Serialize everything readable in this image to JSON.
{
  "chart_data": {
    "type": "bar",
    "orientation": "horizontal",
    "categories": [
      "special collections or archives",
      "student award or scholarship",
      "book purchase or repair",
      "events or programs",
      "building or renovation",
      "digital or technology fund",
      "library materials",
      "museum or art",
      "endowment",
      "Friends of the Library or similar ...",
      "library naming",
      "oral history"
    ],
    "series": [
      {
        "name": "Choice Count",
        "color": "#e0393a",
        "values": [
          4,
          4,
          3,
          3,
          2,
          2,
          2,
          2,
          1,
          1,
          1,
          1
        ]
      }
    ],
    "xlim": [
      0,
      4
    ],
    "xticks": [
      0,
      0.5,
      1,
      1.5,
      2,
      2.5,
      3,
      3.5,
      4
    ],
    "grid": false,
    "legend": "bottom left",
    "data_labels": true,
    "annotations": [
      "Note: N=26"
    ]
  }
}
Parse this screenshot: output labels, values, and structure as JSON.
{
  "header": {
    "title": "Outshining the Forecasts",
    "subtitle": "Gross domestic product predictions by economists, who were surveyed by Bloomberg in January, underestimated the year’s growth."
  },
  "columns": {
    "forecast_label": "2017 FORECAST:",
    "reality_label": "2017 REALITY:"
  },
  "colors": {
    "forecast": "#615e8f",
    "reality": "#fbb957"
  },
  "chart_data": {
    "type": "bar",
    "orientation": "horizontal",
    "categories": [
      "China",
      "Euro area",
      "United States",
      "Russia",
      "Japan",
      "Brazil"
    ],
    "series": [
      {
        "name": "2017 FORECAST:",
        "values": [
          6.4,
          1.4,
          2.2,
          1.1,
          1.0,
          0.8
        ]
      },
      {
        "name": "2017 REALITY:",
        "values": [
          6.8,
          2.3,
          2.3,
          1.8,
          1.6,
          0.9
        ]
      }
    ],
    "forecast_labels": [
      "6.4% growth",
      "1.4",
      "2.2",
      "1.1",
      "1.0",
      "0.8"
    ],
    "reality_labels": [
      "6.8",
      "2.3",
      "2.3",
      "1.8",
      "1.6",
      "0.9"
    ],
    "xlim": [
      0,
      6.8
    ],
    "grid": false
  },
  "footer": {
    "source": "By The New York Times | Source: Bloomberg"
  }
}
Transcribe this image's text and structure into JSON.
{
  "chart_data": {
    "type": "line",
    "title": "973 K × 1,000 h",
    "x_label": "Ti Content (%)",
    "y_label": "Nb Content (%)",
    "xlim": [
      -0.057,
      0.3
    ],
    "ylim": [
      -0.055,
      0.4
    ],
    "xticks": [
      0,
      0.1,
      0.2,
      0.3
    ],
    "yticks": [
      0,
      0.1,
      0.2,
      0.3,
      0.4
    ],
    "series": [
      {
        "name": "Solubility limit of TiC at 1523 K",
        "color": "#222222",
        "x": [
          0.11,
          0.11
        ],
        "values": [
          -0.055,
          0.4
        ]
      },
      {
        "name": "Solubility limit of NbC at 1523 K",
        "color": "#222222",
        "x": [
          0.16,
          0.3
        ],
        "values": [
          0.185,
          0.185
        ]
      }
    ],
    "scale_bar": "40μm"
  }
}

=-=-=-=-=

EXERCISE BRIEF: Send back exactly the lines from the line with "Transcribe this image's" through the end of the records.

TASK RESULT:
Transcribe this image's text and structure into JSON.
{
  "chart_data": {
    "type": "line",
    "title": "973 K × 1,000 h",
    "x_label": "Ti Content (%)",
    "y_label": "Nb Content (%)",
    "xlim": [
      -0.057,
      0.3
    ],
    "ylim": [
      -0.055,
      0.4
    ],
    "xticks": [
      0,
      0.1,
      0.2,
      0.3
    ],
    "yticks": [
      0,
      0.1,
      0.2,
      0.3,
      0.4
    ],
    "series": [
      {
        "name": "Solubility limit of TiC at 1523 K",
        "color": "#222222",
        "x": [
          0.11,
          0.11
        ],
        "values": [
          -0.055,
          0.4
        ]
      },
      {
        "name": "Solubility limit of NbC at 1523 K",
        "color": "#222222",
        "x": [
          0.16,
          0.3
        ],
        "values": [
          0.185,
          0.185
        ]
      }
    ],
    "scale_bar": "40μm"
  }
}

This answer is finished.